**Exercise details**
Work through the listing below and count the lines that hold "type". Answer with the number alone.

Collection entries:
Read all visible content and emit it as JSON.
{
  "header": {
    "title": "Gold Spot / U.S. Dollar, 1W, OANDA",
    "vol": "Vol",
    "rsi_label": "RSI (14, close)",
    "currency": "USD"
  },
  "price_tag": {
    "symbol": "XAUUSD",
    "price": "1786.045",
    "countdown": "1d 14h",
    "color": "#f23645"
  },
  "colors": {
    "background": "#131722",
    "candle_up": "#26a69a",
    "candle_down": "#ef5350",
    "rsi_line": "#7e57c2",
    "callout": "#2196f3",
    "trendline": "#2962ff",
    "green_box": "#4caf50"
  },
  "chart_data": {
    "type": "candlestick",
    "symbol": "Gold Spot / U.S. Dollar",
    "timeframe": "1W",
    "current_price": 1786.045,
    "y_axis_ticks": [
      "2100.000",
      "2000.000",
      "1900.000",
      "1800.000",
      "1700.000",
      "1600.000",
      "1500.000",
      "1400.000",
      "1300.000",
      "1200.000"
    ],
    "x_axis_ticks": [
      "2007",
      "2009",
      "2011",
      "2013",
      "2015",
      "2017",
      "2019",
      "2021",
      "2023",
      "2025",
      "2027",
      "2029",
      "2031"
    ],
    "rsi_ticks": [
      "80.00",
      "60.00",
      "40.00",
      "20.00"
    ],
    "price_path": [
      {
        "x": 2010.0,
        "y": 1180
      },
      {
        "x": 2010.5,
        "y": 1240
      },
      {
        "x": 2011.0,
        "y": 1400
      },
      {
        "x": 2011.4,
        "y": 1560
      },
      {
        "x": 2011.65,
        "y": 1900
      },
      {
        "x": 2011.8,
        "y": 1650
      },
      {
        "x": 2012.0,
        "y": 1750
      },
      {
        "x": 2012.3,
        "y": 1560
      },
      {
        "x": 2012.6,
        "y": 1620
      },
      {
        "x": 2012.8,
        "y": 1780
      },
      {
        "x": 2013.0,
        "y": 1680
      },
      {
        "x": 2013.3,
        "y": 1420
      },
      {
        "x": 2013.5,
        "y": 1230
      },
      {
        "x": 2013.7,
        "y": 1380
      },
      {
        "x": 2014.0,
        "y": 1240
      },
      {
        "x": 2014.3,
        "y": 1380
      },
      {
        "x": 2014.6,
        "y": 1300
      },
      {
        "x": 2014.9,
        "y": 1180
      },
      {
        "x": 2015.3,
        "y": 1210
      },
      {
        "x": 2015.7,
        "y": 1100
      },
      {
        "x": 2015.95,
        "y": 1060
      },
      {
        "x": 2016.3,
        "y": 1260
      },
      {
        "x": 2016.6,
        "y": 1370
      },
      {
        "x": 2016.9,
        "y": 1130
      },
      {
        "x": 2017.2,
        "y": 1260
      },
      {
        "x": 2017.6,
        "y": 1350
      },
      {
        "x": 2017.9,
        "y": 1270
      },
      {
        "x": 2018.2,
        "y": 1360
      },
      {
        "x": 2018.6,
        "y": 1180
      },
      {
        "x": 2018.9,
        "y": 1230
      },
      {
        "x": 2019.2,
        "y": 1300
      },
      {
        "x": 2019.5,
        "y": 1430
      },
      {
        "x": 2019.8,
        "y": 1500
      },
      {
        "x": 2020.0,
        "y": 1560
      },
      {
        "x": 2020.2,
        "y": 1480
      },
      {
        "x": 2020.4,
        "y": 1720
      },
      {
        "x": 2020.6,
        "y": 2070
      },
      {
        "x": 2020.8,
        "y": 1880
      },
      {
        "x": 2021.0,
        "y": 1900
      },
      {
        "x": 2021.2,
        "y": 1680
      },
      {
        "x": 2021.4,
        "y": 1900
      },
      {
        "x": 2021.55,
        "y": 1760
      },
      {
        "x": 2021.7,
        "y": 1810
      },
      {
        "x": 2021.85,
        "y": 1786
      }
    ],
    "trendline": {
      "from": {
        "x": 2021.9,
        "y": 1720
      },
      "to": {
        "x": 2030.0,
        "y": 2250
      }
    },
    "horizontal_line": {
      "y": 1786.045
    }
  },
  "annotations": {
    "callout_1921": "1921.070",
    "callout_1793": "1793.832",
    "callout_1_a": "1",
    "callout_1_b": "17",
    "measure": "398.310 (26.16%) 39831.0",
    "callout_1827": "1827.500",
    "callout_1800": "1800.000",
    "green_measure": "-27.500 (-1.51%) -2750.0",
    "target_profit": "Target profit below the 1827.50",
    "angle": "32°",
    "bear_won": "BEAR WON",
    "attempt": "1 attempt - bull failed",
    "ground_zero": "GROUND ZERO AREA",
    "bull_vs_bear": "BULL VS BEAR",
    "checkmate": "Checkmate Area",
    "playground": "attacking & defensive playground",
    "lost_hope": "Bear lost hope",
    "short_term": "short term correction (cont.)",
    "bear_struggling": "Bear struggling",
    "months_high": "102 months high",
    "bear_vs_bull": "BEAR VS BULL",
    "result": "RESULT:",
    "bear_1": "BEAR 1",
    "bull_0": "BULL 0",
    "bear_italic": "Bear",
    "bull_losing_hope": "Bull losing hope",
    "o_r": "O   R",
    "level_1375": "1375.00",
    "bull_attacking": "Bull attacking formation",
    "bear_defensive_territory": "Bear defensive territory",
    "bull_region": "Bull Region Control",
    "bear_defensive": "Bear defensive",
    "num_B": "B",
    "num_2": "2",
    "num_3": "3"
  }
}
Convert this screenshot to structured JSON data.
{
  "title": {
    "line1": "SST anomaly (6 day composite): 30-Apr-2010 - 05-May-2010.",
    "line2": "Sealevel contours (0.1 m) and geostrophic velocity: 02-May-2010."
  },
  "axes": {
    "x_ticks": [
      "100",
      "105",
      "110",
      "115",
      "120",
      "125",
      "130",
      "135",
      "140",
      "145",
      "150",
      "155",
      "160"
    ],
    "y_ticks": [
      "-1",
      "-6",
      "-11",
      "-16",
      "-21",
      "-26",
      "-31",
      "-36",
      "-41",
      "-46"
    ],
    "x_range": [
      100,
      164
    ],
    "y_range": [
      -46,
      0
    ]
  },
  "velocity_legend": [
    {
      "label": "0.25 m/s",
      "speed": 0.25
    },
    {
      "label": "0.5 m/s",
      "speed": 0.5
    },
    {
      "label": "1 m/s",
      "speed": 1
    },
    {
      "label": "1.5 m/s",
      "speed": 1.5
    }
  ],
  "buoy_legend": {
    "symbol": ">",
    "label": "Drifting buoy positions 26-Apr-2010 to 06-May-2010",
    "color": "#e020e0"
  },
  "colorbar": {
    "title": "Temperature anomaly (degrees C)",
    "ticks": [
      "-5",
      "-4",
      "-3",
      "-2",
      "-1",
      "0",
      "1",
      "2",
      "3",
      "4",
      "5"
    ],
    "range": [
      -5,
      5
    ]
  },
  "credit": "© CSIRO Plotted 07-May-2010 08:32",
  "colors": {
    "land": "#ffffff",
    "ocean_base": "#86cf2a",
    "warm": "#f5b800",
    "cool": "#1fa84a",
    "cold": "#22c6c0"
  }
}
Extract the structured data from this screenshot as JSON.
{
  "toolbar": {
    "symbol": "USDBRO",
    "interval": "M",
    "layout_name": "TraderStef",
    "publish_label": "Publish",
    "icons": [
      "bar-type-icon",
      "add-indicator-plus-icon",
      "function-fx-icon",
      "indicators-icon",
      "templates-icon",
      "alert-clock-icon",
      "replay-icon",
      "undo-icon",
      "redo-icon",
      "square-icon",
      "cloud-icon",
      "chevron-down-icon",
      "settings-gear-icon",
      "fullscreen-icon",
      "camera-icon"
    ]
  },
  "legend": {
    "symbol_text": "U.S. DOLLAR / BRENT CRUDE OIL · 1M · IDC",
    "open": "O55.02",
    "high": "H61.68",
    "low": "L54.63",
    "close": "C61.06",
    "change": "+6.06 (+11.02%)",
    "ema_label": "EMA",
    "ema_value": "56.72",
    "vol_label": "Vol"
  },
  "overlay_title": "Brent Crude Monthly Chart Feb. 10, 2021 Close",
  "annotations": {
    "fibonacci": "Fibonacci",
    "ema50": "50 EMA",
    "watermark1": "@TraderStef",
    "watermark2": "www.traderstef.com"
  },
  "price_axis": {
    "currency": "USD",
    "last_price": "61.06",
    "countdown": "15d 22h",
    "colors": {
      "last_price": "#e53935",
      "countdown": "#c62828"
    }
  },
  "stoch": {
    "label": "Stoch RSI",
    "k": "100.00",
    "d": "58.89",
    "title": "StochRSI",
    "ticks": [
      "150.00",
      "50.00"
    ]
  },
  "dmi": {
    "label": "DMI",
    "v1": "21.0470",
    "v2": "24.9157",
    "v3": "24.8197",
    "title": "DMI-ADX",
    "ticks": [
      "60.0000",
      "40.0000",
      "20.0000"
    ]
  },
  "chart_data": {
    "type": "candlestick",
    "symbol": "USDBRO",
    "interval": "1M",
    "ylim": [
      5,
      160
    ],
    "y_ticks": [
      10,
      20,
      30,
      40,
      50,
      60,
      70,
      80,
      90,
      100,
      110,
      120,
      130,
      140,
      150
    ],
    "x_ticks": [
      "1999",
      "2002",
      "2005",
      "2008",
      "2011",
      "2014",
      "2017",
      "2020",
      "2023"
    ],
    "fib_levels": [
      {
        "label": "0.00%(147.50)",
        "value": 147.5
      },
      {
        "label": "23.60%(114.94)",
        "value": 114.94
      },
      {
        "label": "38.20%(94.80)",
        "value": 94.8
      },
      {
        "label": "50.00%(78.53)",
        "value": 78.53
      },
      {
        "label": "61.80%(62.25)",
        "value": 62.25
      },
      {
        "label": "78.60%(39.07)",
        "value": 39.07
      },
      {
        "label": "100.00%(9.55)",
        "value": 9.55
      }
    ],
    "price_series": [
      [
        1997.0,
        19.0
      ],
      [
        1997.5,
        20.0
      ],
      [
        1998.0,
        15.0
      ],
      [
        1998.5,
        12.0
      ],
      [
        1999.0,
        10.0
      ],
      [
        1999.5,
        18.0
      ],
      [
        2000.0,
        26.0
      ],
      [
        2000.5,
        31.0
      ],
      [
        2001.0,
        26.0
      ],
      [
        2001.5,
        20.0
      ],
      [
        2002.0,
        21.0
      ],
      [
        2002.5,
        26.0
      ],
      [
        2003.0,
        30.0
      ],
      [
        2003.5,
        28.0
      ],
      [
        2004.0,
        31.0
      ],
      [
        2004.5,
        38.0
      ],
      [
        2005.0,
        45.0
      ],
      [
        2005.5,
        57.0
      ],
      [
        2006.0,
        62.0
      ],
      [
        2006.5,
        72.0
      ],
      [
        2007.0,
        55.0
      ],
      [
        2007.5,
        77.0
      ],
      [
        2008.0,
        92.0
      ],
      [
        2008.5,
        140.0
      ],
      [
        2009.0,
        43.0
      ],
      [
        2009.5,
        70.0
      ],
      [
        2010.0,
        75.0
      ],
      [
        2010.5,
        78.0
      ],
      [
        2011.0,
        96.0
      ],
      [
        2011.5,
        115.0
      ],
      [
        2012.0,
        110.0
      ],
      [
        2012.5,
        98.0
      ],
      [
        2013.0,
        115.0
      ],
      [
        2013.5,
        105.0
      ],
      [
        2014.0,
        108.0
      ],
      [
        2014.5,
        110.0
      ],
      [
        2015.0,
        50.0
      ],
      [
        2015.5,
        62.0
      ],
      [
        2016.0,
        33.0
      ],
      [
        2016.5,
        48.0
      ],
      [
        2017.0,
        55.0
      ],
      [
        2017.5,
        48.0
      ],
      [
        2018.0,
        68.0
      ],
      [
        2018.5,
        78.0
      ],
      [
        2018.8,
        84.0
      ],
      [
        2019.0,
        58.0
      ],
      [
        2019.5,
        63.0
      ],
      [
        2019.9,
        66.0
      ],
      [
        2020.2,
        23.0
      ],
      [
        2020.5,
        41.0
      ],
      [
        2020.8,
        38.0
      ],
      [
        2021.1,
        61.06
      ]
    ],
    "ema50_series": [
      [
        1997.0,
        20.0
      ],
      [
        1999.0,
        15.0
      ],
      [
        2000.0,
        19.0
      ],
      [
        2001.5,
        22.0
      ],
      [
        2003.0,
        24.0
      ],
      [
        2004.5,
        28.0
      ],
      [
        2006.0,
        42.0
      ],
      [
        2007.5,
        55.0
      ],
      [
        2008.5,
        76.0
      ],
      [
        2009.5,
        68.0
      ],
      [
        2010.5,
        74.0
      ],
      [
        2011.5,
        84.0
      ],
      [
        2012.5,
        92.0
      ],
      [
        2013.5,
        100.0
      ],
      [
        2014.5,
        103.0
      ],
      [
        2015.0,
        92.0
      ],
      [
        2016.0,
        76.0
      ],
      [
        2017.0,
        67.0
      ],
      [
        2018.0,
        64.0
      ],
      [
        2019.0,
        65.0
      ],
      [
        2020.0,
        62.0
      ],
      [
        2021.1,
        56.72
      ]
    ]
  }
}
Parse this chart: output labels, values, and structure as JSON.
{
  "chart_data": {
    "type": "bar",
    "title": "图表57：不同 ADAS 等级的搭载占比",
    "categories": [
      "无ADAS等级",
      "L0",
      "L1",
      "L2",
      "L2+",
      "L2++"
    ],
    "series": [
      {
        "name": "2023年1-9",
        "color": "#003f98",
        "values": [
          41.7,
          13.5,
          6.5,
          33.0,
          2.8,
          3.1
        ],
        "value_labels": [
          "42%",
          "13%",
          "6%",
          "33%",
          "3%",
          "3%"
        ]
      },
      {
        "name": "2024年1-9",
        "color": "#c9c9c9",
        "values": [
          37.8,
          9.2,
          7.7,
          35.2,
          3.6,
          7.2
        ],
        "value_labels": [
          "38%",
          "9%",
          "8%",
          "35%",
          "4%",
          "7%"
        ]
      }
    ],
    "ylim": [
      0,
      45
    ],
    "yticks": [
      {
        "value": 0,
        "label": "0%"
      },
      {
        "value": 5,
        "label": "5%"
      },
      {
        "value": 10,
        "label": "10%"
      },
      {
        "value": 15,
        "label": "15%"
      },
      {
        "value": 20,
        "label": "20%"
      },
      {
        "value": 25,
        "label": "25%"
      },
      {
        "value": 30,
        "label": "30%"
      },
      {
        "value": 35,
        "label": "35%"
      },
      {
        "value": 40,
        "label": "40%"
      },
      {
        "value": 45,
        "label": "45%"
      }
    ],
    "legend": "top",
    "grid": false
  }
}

**Problem solution**
4